** Start The input **

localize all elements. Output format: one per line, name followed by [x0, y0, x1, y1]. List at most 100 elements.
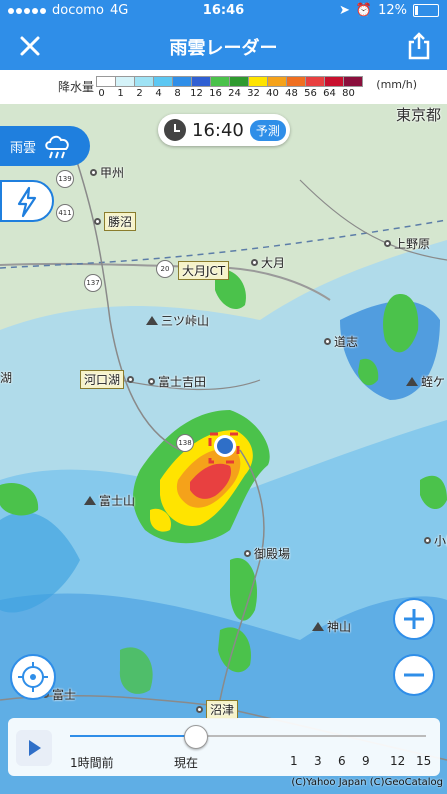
- place-label: 河口湖: [80, 370, 125, 389]
- place-label: 沼津: [206, 700, 239, 719]
- timeline-bar: 1時間前 現在 1 3 6 9 12 15: [8, 718, 440, 776]
- play-button[interactable]: [16, 730, 52, 766]
- legend-swatch: [153, 76, 173, 87]
- legend-swatch: [267, 76, 287, 87]
- place-label: 湖: [0, 371, 13, 385]
- place-label: 甲州: [100, 166, 125, 180]
- radar-map[interactable]: 139 411 137 138 20 東京都 甲州 勝沼 上野原 大月JCT 大…: [0, 104, 447, 794]
- legend-tick: 24: [228, 88, 241, 99]
- route-shield: 137: [84, 274, 102, 292]
- current-time: 16:40: [192, 119, 244, 141]
- current-location-button[interactable]: [10, 654, 56, 700]
- legend-tick: 32: [247, 88, 260, 99]
- mountain-icon: [406, 377, 418, 386]
- share-icon[interactable]: [405, 31, 433, 61]
- timeline-track[interactable]: [70, 735, 426, 737]
- place-label: 大月JCT: [178, 261, 230, 280]
- place-kawaguchiko: 河口湖: [80, 370, 135, 389]
- battery-percent: 12%: [378, 3, 407, 18]
- battery-icon: [413, 4, 439, 17]
- route-shield: 411: [56, 204, 74, 222]
- place-label: 小田: [434, 534, 447, 548]
- place-dot: [424, 537, 431, 544]
- status-bar: docomo 4G 16:46 ➤ ⏰ 12%: [0, 0, 447, 22]
- legend-tick: 48: [285, 88, 298, 99]
- mountain-icon: [312, 622, 324, 631]
- place-hiru: 蛭ケ: [406, 373, 445, 390]
- forecast-label: 15: [416, 754, 432, 768]
- place-tokyo: 東京都: [396, 104, 441, 125]
- rain-cloud-icon: [45, 135, 69, 159]
- alarm-icon: ⏰: [355, 3, 373, 18]
- place-label: 御殿場: [254, 547, 291, 561]
- place-fujiyoshida: 富士吉田: [148, 373, 206, 390]
- forecast-label: 6: [338, 754, 346, 768]
- mountain-icon: [146, 316, 158, 325]
- precipitation-legend: 降水量 0 1 2 4 8 12 16 24 32 40 48 56 64 80 (mm/h): [0, 70, 447, 105]
- plus-icon: [404, 609, 424, 629]
- legend-swatch: [172, 76, 192, 87]
- time-indicator: 16:40 予測: [158, 114, 290, 146]
- place-doshi: 道志: [324, 333, 358, 350]
- legend-tick: 1: [117, 88, 124, 99]
- legend-color-scale: [96, 76, 363, 87]
- place-label: 富士山: [99, 494, 136, 508]
- legend-tick: 64: [323, 88, 336, 99]
- place-label: 富士: [52, 688, 77, 702]
- app-header: 雨雲レーダー: [0, 22, 447, 70]
- legend-swatch: [210, 76, 230, 87]
- place-label: 神山: [327, 620, 352, 634]
- legend-swatch: [191, 76, 211, 87]
- route-shield: 139: [56, 170, 74, 188]
- place-odawara: 小田: [424, 532, 447, 549]
- route-shield: 138: [176, 434, 194, 452]
- timeline-now-label: 現在: [174, 756, 199, 770]
- place-kofu: 甲州: [90, 164, 124, 181]
- rain-layer-button[interactable]: 雨雲: [0, 126, 90, 166]
- legend-swatch: [229, 76, 249, 87]
- crosshair-icon: [18, 662, 48, 692]
- legend-ticks: 0 1 2 4 8 12 16 24 32 40 48 56 64 80: [92, 88, 358, 99]
- forecast-label: 12: [390, 754, 406, 768]
- legend-tick: 8: [174, 88, 181, 99]
- place-dot: [90, 169, 97, 176]
- lightning-layer-button[interactable]: [0, 180, 54, 222]
- timeline-knob[interactable]: [183, 725, 208, 749]
- place-label: 東京都: [395, 106, 441, 124]
- legend-swatch: [115, 76, 135, 87]
- place-kamiyama: 神山: [312, 618, 351, 635]
- rain-layer-label: 雨雲: [10, 140, 37, 156]
- legend-tick: 56: [304, 88, 317, 99]
- zoom-in-button[interactable]: [393, 598, 435, 640]
- legend-swatch: [286, 76, 306, 87]
- legend-tick: 2: [136, 88, 143, 99]
- legend-tick: 40: [266, 88, 279, 99]
- place-mitsutoge: 三ツ峠山: [146, 312, 209, 329]
- forecast-label: 1: [290, 754, 298, 768]
- forecast-badge: 予測: [249, 119, 286, 141]
- place-label: 勝沼: [104, 212, 137, 231]
- timeline-start-label: 1時間前: [70, 756, 114, 770]
- zoom-out-button[interactable]: [393, 654, 435, 696]
- status-right: ➤ ⏰ 12%: [339, 3, 439, 18]
- place-dot: [251, 259, 258, 266]
- place-label: 大月: [261, 256, 286, 270]
- timeline-progress: [70, 735, 195, 737]
- copyright-text: (C)Yahoo Japan (C)GeoCatalog: [291, 777, 443, 788]
- legend-tick: 12: [190, 88, 203, 99]
- place-label: 上野原: [394, 237, 431, 251]
- legend-swatch: [324, 76, 344, 87]
- legend-tick: 0: [98, 88, 105, 99]
- legend-label: 降水量: [58, 80, 95, 94]
- place-otsuki-jct: 大月JCT: [178, 261, 230, 280]
- place-numazu: 沼津: [196, 700, 239, 719]
- place-dot: [324, 338, 331, 345]
- clock-icon: [164, 119, 186, 141]
- place-label: 富士吉田: [158, 375, 207, 389]
- forecast-label: 9: [362, 754, 370, 768]
- place-dot: [94, 218, 101, 225]
- place-dot: [148, 378, 155, 385]
- place-dot: [196, 706, 203, 713]
- place-ko: 湖: [0, 369, 12, 386]
- place-label: 道志: [334, 335, 359, 349]
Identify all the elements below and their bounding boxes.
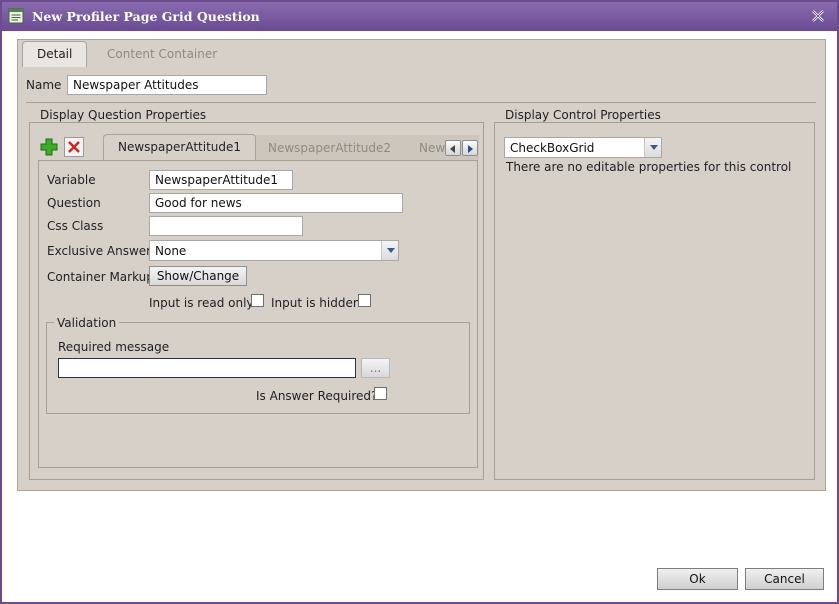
variable-input[interactable] — [149, 170, 293, 190]
form-icon — [8, 8, 24, 24]
main-panel: Detail Content Container Name Display Qu… — [17, 39, 826, 491]
tab-content-container[interactable]: Content Container — [93, 42, 231, 68]
divider — [26, 102, 816, 103]
ok-button[interactable]: Ok — [657, 568, 738, 590]
cancel-button[interactable]: Cancel — [745, 568, 824, 590]
validation-legend: Validation — [54, 316, 120, 330]
title-bar: New Profiler Page Grid Question — [2, 2, 837, 31]
question-input[interactable] — [149, 193, 403, 213]
css-class-input[interactable] — [149, 216, 303, 236]
display-control-group — [494, 122, 815, 480]
hidden-label: Input is hidden — [271, 296, 361, 310]
exclusive-answer-select[interactable]: None — [149, 240, 399, 261]
question-label: Question — [47, 196, 101, 210]
required-message-label: Required message — [58, 340, 170, 354]
tab-scroll-left-button[interactable] — [445, 140, 461, 156]
tab-scroll-right-button[interactable] — [462, 140, 478, 156]
required-message-input[interactable] — [58, 358, 356, 378]
question-tab-2[interactable]: NewspaperAttitude2 — [254, 136, 405, 162]
question-tab-1[interactable]: NewspaperAttitude1 — [103, 134, 257, 160]
container-markup-label: Container Markup — [47, 270, 154, 284]
read-only-checkbox[interactable] — [251, 294, 264, 307]
chevron-down-icon[interactable] — [381, 241, 398, 260]
read-only-label: Input is read only — [149, 296, 254, 310]
question-tab-1-label: NewspaperAttitude1 — [118, 140, 242, 154]
question-tab-3[interactable]: Newsp — [405, 136, 445, 162]
question-tab-2-label: NewspaperAttitude2 — [268, 141, 392, 155]
display-question-legend: Display Question Properties — [37, 108, 210, 122]
variable-label: Variable — [47, 173, 96, 187]
display-control-legend: Display Control Properties — [502, 108, 664, 122]
no-properties-text: There are no editable properties for thi… — [506, 160, 792, 174]
ellipsis-button[interactable]: ... — [361, 358, 390, 378]
exclusive-answer-label: Exclusive Answer — [47, 244, 152, 258]
close-icon[interactable] — [811, 9, 825, 23]
question-tab-3-label: Newsp — [419, 141, 445, 155]
control-type-select[interactable]: CheckBoxGrid — [504, 137, 662, 158]
control-type-value: CheckBoxGrid — [510, 141, 595, 155]
name-label: Name — [26, 78, 62, 92]
exclusive-answer-value: None — [155, 244, 187, 258]
name-input[interactable] — [67, 75, 267, 95]
is-required-checkbox[interactable] — [374, 387, 387, 400]
show-change-button[interactable]: Show/Change — [149, 266, 247, 286]
delete-icon[interactable] — [64, 137, 84, 157]
hidden-checkbox[interactable] — [358, 294, 371, 307]
tab-detail[interactable]: Detail — [22, 41, 88, 67]
css-class-label: Css Class — [47, 219, 104, 233]
add-icon[interactable] — [39, 137, 59, 157]
tab-detail-label: Detail — [37, 47, 73, 61]
window-title: New Profiler Page Grid Question — [32, 9, 260, 24]
tab-content-container-label: Content Container — [107, 47, 218, 61]
dialog-window: New Profiler Page Grid Question Detail C… — [0, 0, 839, 604]
chevron-down-icon[interactable] — [644, 138, 661, 157]
is-required-label: Is Answer Required? — [256, 389, 378, 403]
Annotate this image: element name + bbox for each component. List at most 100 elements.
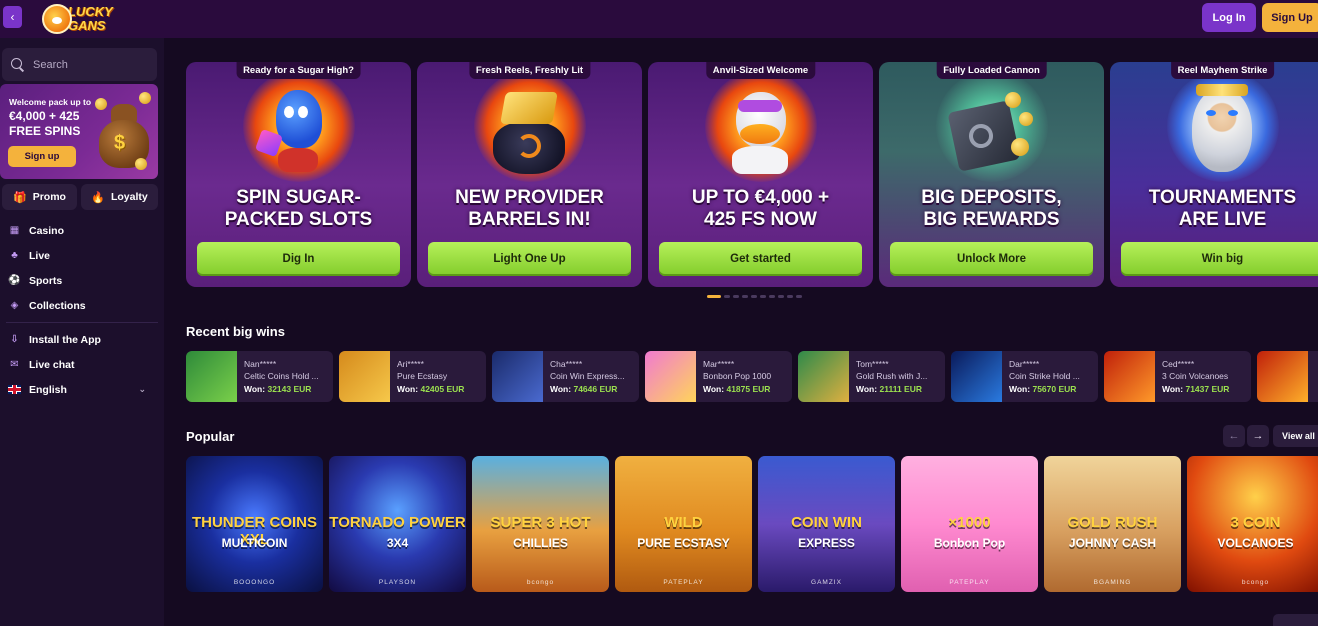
- recent-win-card[interactable]: [1257, 351, 1318, 402]
- divider: [6, 322, 158, 323]
- carousel-dot[interactable]: [724, 295, 730, 298]
- game-subtitle: VOLCANOES: [1217, 536, 1294, 550]
- game-tile[interactable]: THUNDER COINS XXL MULTICOIN BOOONGO: [186, 456, 323, 592]
- banner-cta-button[interactable]: Light One Up: [428, 242, 631, 276]
- banner-tag: Anvil-Sized Welcome: [705, 62, 816, 79]
- provider-name: bcongo: [1241, 579, 1270, 586]
- recent-win-card[interactable]: Ari***** Pure Ecstasy Won: 42405 EUR: [339, 351, 486, 402]
- sidebar-item-live-chat[interactable]: ✉ Live chat: [0, 352, 164, 377]
- game-title: 3 COIN: [1230, 514, 1281, 531]
- won-label: Won:: [856, 384, 878, 394]
- sidebar-item-install-app[interactable]: ⇩ Install the App: [0, 327, 164, 352]
- game-tile[interactable]: COIN WIN EXPRESS GAMZIX: [758, 456, 895, 592]
- game-thumbnail: [798, 351, 849, 402]
- banner-headline-line1: NEW PROVIDER: [455, 187, 604, 208]
- promo-banner[interactable]: Ready for a Sugar High? SPIN SUGAR- PACKED…: [186, 62, 411, 287]
- won-label: Won:: [244, 384, 266, 394]
- provider-name: BGAMING: [1093, 579, 1132, 586]
- popular-games-row: THUNDER COINS XXL MULTICOIN BOOONGO TORNADO…: [186, 456, 1318, 592]
- carousel-dot[interactable]: [778, 295, 784, 298]
- banner-mascot-image: [1172, 82, 1272, 177]
- game-subtitle: Bonbon Pop: [933, 536, 1006, 550]
- search-input[interactable]: [33, 58, 143, 71]
- signup-button[interactable]: Sign Up: [1262, 3, 1318, 32]
- game-thumbnail: [1257, 351, 1308, 402]
- carousel-dot[interactable]: [751, 295, 757, 298]
- promo-banner[interactable]: Anvil-Sized Welcome UP TO €4,000 +425 FS …: [648, 62, 873, 287]
- carousel-dot[interactable]: [787, 295, 793, 298]
- recent-win-card[interactable]: Dar***** Coin Strike Hold ... Won: 75670 E…: [951, 351, 1098, 402]
- recent-win-card[interactable]: Cha***** Coin Win Express... Won: 74646 EU…: [492, 351, 639, 402]
- sidebar-item-collections[interactable]: ◈ Collections: [0, 293, 164, 318]
- carousel-dot[interactable]: [796, 295, 802, 298]
- game-tile[interactable]: GOLD RUSH JOHNNY CASH BGAMING: [1044, 456, 1181, 592]
- search-box[interactable]: [2, 48, 157, 81]
- sidebar-item-live[interactable]: ♣ Live: [0, 243, 164, 268]
- recent-win-card[interactable]: Tom***** Gold Rush with J... Won: 21111 EU…: [798, 351, 945, 402]
- game-subtitle: 3X4: [386, 536, 409, 550]
- won-label: Won:: [1162, 384, 1184, 394]
- next-section-button[interactable]: [1273, 614, 1318, 626]
- recent-win-card[interactable]: Ced***** 3 Coin Volcanoes Won: 71437 EUR: [1104, 351, 1251, 402]
- winner-name: Cha*****: [550, 359, 583, 369]
- arrow-right-icon[interactable]: →: [1247, 425, 1269, 447]
- game-thumbnail: [645, 351, 696, 402]
- login-button[interactable]: Log In: [1202, 3, 1256, 32]
- game-title: TORNADO POWER: [329, 514, 466, 531]
- banner-cta-button[interactable]: Unlock More: [890, 242, 1093, 276]
- logo[interactable]: LUCKY GANS: [42, 2, 124, 36]
- moneybag-icon: $: [95, 92, 153, 174]
- banner-cta-button[interactable]: Get started: [659, 242, 862, 276]
- carousel-dot[interactable]: [733, 295, 739, 298]
- top-bar: ‹ LUCKY GANS Log In Sign Up: [0, 0, 1318, 38]
- promo-text-line2: €4,000 + 425: [9, 109, 80, 123]
- recent-wins-list: Nan***** Celtic Coins Hold ... Won: 32143 …: [186, 351, 1318, 402]
- loyalty-label: Loyalty: [110, 191, 148, 203]
- banner-headline: BIG DEPOSITS, BIG REWARDS: [879, 187, 1104, 231]
- banner-headline: TOURNAMENTS ARE LIVE: [1110, 187, 1318, 231]
- carousel-dot[interactable]: [742, 295, 748, 298]
- language-select[interactable]: English ⌄: [0, 377, 164, 402]
- provider-name: bcongo: [526, 579, 555, 586]
- promo-banner[interactable]: Reel Mayhem Strike TOURNAMENTS ARE LIVE Win…: [1110, 62, 1318, 287]
- sidebar-item-sports[interactable]: ⚽ Sports: [0, 268, 164, 293]
- banner-cta-button[interactable]: Win big: [1121, 242, 1318, 276]
- winner-name: Mar*****: [703, 359, 735, 369]
- provider-name: BOOONGO: [233, 579, 276, 586]
- carousel-dot[interactable]: [760, 295, 766, 298]
- won-label: Won:: [1009, 384, 1031, 394]
- arrow-left-icon[interactable]: ←: [1223, 425, 1245, 447]
- game-tile[interactable]: WILD PURE ECSTASY PATEPLAY: [615, 456, 752, 592]
- promo-button[interactable]: 🎁 Promo: [2, 184, 77, 210]
- carousel-dot[interactable]: [707, 295, 721, 298]
- game-tile[interactable]: TORNADO POWER 3X4 PLAYSON: [329, 456, 466, 592]
- winner-name: Nan*****: [244, 359, 277, 369]
- banner-cta-button[interactable]: Dig In: [197, 242, 400, 276]
- recent-win-card[interactable]: Nan***** Celtic Coins Hold ... Won: 32143 …: [186, 351, 333, 402]
- banner-headline-line1: UP TO €4,000 +: [691, 187, 830, 208]
- chevron-left-icon[interactable]: ‹: [3, 6, 22, 28]
- promo-banner[interactable]: Fresh Reels, Freshly Lit NEW PROVIDER BARR…: [417, 62, 642, 287]
- banner-tag: Fresh Reels, Freshly Lit: [468, 62, 591, 79]
- banner-headline-line2: BIG REWARDS: [923, 209, 1060, 230]
- view-all-button[interactable]: View all: [1273, 425, 1318, 447]
- game-tile[interactable]: SUPER 3 HOT CHILLIES bcongo: [472, 456, 609, 592]
- carousel-dot[interactable]: [769, 295, 775, 298]
- game-subtitle: PURE ECSTASY: [637, 536, 730, 550]
- promo-banner[interactable]: Fully Loaded Cannon BIG DEPOSITS, BIG REWA…: [879, 62, 1104, 287]
- banner-headline-line2: 425 FS NOW: [704, 209, 817, 230]
- win-amount: Won: 21111 EUR: [856, 384, 922, 394]
- promo-signup-button[interactable]: Sign up: [8, 146, 76, 167]
- welcome-promo-card[interactable]: Welcome pack up to €4,000 + 425 FREE SPI…: [0, 84, 158, 179]
- game-tile[interactable]: ×1000 Bonbon Pop PATEPLAY: [901, 456, 1038, 592]
- banner-mascot-image: [479, 82, 579, 177]
- recent-win-card[interactable]: Mar***** Bonbon Pop 1000 Won: 41875 EUR: [645, 351, 792, 402]
- banner-headline-line1: SPIN SUGAR-: [236, 187, 361, 208]
- game-subtitle: EXPRESS: [798, 536, 855, 550]
- loyalty-button[interactable]: 🔥 Loyalty: [81, 184, 158, 210]
- banner-tag: Fully Loaded Cannon: [936, 62, 1047, 79]
- game-tile[interactable]: 3 COIN VOLCANOES bcongo: [1187, 456, 1318, 592]
- won-value: 75670 EUR: [1032, 384, 1077, 394]
- banner-mascot-image: [248, 82, 348, 177]
- sidebar-item-casino[interactable]: ▦ Casino: [0, 218, 164, 243]
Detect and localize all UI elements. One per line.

** End The input **

> **Challenge**: Reproduce verbatim the stretch of lines from the one containing "variable-input[interactable] — [149, 170, 293, 190]" through the one containing "ellipsis-button[interactable]: ... —", both included.

> **Answer to this exercise**:
variable-input[interactable] — [149, 170, 293, 190]
form-icon — [8, 8, 24, 24]
main-panel: Detail Content Container Name Display Qu… — [17, 39, 826, 491]
tab-content-container[interactable]: Content Container — [93, 42, 231, 68]
divider — [26, 102, 816, 103]
ok-button[interactable]: Ok — [657, 568, 738, 590]
cancel-button[interactable]: Cancel — [745, 568, 824, 590]
validation-legend: Validation — [54, 316, 120, 330]
title-bar: New Profiler Page Grid Question — [2, 2, 837, 31]
question-input[interactable] — [149, 193, 403, 213]
css-class-input[interactable] — [149, 216, 303, 236]
display-control-group — [494, 122, 815, 480]
hidden-label: Input is hidden — [271, 296, 361, 310]
exclusive-answer-select[interactable]: None — [149, 240, 399, 261]
question-label: Question — [47, 196, 101, 210]
required-message-label: Required message — [58, 340, 170, 354]
tab-scroll-left-button[interactable] — [445, 140, 461, 156]
tab-scroll-right-button[interactable] — [462, 140, 478, 156]
required-message-input[interactable] — [58, 358, 356, 378]
question-tab-2[interactable]: NewspaperAttitude2 — [254, 136, 405, 162]
question-tab-1[interactable]: NewspaperAttitude1 — [103, 134, 257, 160]
container-markup-label: Container Markup — [47, 270, 154, 284]
read-only-checkbox[interactable] — [251, 294, 264, 307]
chevron-down-icon[interactable] — [381, 241, 398, 260]
read-only-label: Input is read only — [149, 296, 254, 310]
question-tab-1-label: NewspaperAttitude1 — [118, 140, 242, 154]
question-tab-3[interactable]: Newsp — [405, 136, 445, 162]
question-tab-2-label: NewspaperAttitude2 — [268, 141, 392, 155]
display-question-legend: Display Question Properties — [37, 108, 210, 122]
variable-label: Variable — [47, 173, 96, 187]
display-control-legend: Display Control Properties — [502, 108, 664, 122]
no-properties-text: There are no editable properties for thi… — [506, 160, 792, 174]
ellipsis-button[interactable]: ... — [361, 358, 390, 378]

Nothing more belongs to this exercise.